▸ INSTRUCTIONS TO FOLLOW:
Copy out each line of the material below with no changes.

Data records
————————

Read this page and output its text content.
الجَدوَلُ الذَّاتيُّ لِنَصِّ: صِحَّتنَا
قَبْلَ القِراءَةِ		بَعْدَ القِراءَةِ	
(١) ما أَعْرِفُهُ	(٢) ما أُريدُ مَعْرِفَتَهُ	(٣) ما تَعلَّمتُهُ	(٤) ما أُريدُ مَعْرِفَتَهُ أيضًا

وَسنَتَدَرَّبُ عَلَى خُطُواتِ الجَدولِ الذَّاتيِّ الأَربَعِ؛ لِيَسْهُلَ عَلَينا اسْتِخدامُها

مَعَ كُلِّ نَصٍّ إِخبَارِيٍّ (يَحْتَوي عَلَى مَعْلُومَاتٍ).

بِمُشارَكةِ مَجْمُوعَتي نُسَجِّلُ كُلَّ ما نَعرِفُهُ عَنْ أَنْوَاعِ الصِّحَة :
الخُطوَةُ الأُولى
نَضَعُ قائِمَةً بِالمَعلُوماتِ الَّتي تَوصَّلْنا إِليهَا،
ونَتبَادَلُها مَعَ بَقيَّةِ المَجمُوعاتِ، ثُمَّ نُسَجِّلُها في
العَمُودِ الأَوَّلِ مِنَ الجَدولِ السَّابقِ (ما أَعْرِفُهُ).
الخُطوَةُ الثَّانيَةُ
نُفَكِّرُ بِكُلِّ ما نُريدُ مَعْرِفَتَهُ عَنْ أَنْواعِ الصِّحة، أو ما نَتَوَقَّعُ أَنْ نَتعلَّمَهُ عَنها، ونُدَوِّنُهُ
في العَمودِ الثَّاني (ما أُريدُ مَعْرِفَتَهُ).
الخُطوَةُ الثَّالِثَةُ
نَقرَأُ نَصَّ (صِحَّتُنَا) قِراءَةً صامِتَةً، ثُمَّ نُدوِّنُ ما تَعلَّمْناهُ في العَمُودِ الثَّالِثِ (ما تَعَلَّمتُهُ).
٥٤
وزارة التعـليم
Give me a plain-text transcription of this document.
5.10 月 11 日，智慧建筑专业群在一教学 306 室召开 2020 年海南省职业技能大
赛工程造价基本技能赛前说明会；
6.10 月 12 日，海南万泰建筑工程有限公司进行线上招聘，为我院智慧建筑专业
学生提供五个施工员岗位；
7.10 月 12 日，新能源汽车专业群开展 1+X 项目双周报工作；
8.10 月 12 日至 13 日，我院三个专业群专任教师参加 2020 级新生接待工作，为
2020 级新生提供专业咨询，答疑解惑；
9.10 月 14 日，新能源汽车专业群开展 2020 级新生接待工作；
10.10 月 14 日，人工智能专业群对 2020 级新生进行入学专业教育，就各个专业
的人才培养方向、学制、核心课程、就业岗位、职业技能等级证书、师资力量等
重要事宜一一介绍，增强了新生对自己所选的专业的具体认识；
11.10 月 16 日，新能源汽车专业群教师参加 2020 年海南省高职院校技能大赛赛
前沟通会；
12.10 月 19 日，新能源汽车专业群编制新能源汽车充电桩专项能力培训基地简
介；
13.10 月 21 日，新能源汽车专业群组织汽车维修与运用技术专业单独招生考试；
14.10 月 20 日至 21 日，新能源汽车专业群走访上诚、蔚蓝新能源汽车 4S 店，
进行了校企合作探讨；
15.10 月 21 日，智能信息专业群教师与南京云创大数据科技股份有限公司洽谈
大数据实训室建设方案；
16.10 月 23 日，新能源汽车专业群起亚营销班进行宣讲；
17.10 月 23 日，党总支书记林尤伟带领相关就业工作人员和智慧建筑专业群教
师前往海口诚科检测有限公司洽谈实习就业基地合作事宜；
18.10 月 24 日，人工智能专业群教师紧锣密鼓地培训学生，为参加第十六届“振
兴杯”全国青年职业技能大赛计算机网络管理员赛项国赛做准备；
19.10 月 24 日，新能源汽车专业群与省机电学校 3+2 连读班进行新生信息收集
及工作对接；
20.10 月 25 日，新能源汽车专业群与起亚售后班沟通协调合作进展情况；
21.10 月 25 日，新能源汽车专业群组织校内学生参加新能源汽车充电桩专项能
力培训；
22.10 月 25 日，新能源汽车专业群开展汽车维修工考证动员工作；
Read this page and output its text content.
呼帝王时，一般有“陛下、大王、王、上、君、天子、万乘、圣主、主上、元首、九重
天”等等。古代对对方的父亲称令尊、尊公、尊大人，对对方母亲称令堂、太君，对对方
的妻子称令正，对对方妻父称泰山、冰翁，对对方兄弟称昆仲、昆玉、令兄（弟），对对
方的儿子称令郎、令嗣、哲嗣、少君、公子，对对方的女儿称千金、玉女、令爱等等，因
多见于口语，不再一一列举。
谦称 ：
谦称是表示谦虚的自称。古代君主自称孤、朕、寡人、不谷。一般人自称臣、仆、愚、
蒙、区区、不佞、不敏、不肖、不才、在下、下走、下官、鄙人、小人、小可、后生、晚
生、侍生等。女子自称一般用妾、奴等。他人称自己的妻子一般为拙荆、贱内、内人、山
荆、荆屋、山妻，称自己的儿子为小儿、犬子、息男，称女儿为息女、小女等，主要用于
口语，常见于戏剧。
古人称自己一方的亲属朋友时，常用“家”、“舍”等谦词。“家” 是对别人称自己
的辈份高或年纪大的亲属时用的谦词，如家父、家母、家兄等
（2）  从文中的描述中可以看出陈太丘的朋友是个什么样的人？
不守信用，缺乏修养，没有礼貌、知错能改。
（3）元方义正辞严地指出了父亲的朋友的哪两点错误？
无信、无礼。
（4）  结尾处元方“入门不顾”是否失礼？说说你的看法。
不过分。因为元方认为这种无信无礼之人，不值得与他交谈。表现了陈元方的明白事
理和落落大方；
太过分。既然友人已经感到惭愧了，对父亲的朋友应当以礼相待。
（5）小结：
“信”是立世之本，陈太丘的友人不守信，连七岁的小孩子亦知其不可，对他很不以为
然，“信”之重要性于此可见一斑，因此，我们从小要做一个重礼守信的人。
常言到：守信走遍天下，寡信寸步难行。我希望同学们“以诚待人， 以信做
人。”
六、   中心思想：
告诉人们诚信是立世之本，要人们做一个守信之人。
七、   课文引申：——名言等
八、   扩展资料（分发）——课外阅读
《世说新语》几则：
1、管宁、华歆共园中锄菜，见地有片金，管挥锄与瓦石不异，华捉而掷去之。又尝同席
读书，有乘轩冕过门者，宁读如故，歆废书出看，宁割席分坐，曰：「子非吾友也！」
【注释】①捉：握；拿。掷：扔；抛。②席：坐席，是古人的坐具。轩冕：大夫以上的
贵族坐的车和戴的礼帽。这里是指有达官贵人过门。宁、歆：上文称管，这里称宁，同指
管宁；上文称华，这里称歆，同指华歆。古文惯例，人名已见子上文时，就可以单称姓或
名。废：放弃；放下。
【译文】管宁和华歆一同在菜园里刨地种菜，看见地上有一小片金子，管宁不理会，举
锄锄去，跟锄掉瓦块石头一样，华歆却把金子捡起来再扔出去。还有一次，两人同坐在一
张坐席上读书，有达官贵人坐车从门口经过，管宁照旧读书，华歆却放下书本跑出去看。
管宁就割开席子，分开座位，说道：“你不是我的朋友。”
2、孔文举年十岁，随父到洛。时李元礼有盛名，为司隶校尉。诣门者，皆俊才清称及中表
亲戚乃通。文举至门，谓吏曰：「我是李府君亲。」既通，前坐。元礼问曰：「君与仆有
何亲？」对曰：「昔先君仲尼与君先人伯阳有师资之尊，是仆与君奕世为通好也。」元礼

————————

▸ ANSWER TO THE TASK:
Read this page and output its text content.
الجَدوَلُ الذَّاتيُّ لِنَصِّ: صِحَّتنَا
قَبْلَ القِراءَةِ		بَعْدَ القِراءَةِ	
(١) ما أَعْرِفُهُ	(٢) ما أُريدُ مَعْرِفَتَهُ	(٣) ما تَعلَّمتُهُ	(٤) ما أُريدُ مَعْرِفَتَهُ أيضًا

وَسنَتَدَرَّبُ عَلَى خُطُواتِ الجَدولِ الذَّاتيِّ الأَربَعِ؛ لِيَسْهُلَ عَلَينا اسْتِخدامُها

مَعَ كُلِّ نَصٍّ إِخبَارِيٍّ (يَحْتَوي عَلَى مَعْلُومَاتٍ).

بِمُشارَكةِ مَجْمُوعَتي نُسَجِّلُ كُلَّ ما نَعرِفُهُ عَنْ أَنْوَاعِ الصِّحَة :
الخُطوَةُ الأُولى
نَضَعُ قائِمَةً بِالمَعلُوماتِ الَّتي تَوصَّلْنا إِليهَا،
ونَتبَادَلُها مَعَ بَقيَّةِ المَجمُوعاتِ، ثُمَّ نُسَجِّلُها في
العَمُودِ الأَوَّلِ مِنَ الجَدولِ السَّابقِ (ما أَعْرِفُهُ).
الخُطوَةُ الثَّانيَةُ
نُفَكِّرُ بِكُلِّ ما نُريدُ مَعْرِفَتَهُ عَنْ أَنْواعِ الصِّحة، أو ما نَتَوَقَّعُ أَنْ نَتعلَّمَهُ عَنها، ونُدَوِّنُهُ
في العَمودِ الثَّاني (ما أُريدُ مَعْرِفَتَهُ).
الخُطوَةُ الثَّالِثَةُ
نَقرَأُ نَصَّ (صِحَّتُنَا) قِراءَةً صامِتَةً، ثُمَّ نُدوِّنُ ما تَعلَّمْناهُ في العَمُودِ الثَّالِثِ (ما تَعَلَّمتُهُ).
٥٤
وزارة التعـليم
Give me a plain-text transcription of this document.
5.10 月 11 日，智慧建筑专业群在一教学 306 室召开 2020 年海南省职业技能大
赛工程造价基本技能赛前说明会；
6.10 月 12 日，海南万泰建筑工程有限公司进行线上招聘，为我院智慧建筑专业
学生提供五个施工员岗位；
7.10 月 12 日，新能源汽车专业群开展 1+X 项目双周报工作；
8.10 月 12 日至 13 日，我院三个专业群专任教师参加 2020 级新生接待工作，为
2020 级新生提供专业咨询，答疑解惑；
9.10 月 14 日，新能源汽车专业群开展 2020 级新生接待工作；
10.10 月 14 日，人工智能专业群对 2020 级新生进行入学专业教育，就各个专业
的人才培养方向、学制、核心课程、就业岗位、职业技能等级证书、师资力量等
重要事宜一一介绍，增强了新生对自己所选的专业的具体认识；
11.10 月 16 日，新能源汽车专业群教师参加 2020 年海南省高职院校技能大赛赛
前沟通会；
12.10 月 19 日，新能源汽车专业群编制新能源汽车充电桩专项能力培训基地简
介；
13.10 月 21 日，新能源汽车专业群组织汽车维修与运用技术专业单独招生考试；
14.10 月 20 日至 21 日，新能源汽车专业群走访上诚、蔚蓝新能源汽车 4S 店，
进行了校企合作探讨；
15.10 月 21 日，智能信息专业群教师与南京云创大数据科技股份有限公司洽谈
大数据实训室建设方案；
16.10 月 23 日，新能源汽车专业群起亚营销班进行宣讲；
17.10 月 23 日，党总支书记林尤伟带领相关就业工作人员和智慧建筑专业群教
师前往海口诚科检测有限公司洽谈实习就业基地合作事宜；
18.10 月 24 日，人工智能专业群教师紧锣密鼓地培训学生，为参加第十六届“振
兴杯”全国青年职业技能大赛计算机网络管理员赛项国赛做准备；
19.10 月 24 日，新能源汽车专业群与省机电学校 3+2 连读班进行新生信息收集
及工作对接；
20.10 月 25 日，新能源汽车专业群与起亚售后班沟通协调合作进展情况；
21.10 月 25 日，新能源汽车专业群组织校内学生参加新能源汽车充电桩专项能
力培训；
22.10 月 25 日，新能源汽车专业群开展汽车维修工考证动员工作；
Read this page and output its text content.
呼帝王时，一般有“陛下、大王、王、上、君、天子、万乘、圣主、主上、元首、九重
天”等等。古代对对方的父亲称令尊、尊公、尊大人，对对方母亲称令堂、太君，对对方
的妻子称令正，对对方妻父称泰山、冰翁，对对方兄弟称昆仲、昆玉、令兄（弟），对对
方的儿子称令郎、令嗣、哲嗣、少君、公子，对对方的女儿称千金、玉女、令爱等等，因
多见于口语，不再一一列举。
谦称 ：
谦称是表示谦虚的自称。古代君主自称孤、朕、寡人、不谷。一般人自称臣、仆、愚、
蒙、区区、不佞、不敏、不肖、不才、在下、下走、下官、鄙人、小人、小可、后生、晚
生、侍生等。女子自称一般用妾、奴等。他人称自己的妻子一般为拙荆、贱内、内人、山
荆、荆屋、山妻，称自己的儿子为小儿、犬子、息男，称女儿为息女、小女等，主要用于
口语，常见于戏剧。
古人称自己一方的亲属朋友时，常用“家”、“舍”等谦词。“家” 是对别人称自己
的辈份高或年纪大的亲属时用的谦词，如家父、家母、家兄等
（2）  从文中的描述中可以看出陈太丘的朋友是个什么样的人？
不守信用，缺乏修养，没有礼貌、知错能改。
（3）元方义正辞严地指出了父亲的朋友的哪两点错误？
无信、无礼。
（4）  结尾处元方“入门不顾”是否失礼？说说你的看法。
不过分。因为元方认为这种无信无礼之人，不值得与他交谈。表现了陈元方的明白事
理和落落大方；
太过分。既然友人已经感到惭愧了，对父亲的朋友应当以礼相待。
（5）小结：
“信”是立世之本，陈太丘的友人不守信，连七岁的小孩子亦知其不可，对他很不以为
然，“信”之重要性于此可见一斑，因此，我们从小要做一个重礼守信的人。
常言到：守信走遍天下，寡信寸步难行。我希望同学们“以诚待人， 以信做
人。”
六、   中心思想：
告诉人们诚信是立世之本，要人们做一个守信之人。
七、   课文引申：——名言等
八、   扩展资料（分发）——课外阅读
《世说新语》几则：
1、管宁、华歆共园中锄菜，见地有片金，管挥锄与瓦石不异，华捉而掷去之。又尝同席
读书，有乘轩冕过门者，宁读如故，歆废书出看，宁割席分坐，曰：「子非吾友也！」
【注释】①捉：握；拿。掷：扔；抛。②席：坐席，是古人的坐具。轩冕：大夫以上的
贵族坐的车和戴的礼帽。这里是指有达官贵人过门。宁、歆：上文称管，这里称宁，同指
管宁；上文称华，这里称歆，同指华歆。古文惯例，人名已见子上文时，就可以单称姓或
名。废：放弃；放下。
【译文】管宁和华歆一同在菜园里刨地种菜，看见地上有一小片金子，管宁不理会，举
锄锄去，跟锄掉瓦块石头一样，华歆却把金子捡起来再扔出去。还有一次，两人同坐在一
张坐席上读书，有达官贵人坐车从门口经过，管宁照旧读书，华歆却放下书本跑出去看。
管宁就割开席子，分开座位，说道：“你不是我的朋友。”
2、孔文举年十岁，随父到洛。时李元礼有盛名，为司隶校尉。诣门者，皆俊才清称及中表
亲戚乃通。文举至门，谓吏曰：「我是李府君亲。」既通，前坐。元礼问曰：「君与仆有
何亲？」对曰：「昔先君仲尼与君先人伯阳有师资之尊，是仆与君奕世为通好也。」元礼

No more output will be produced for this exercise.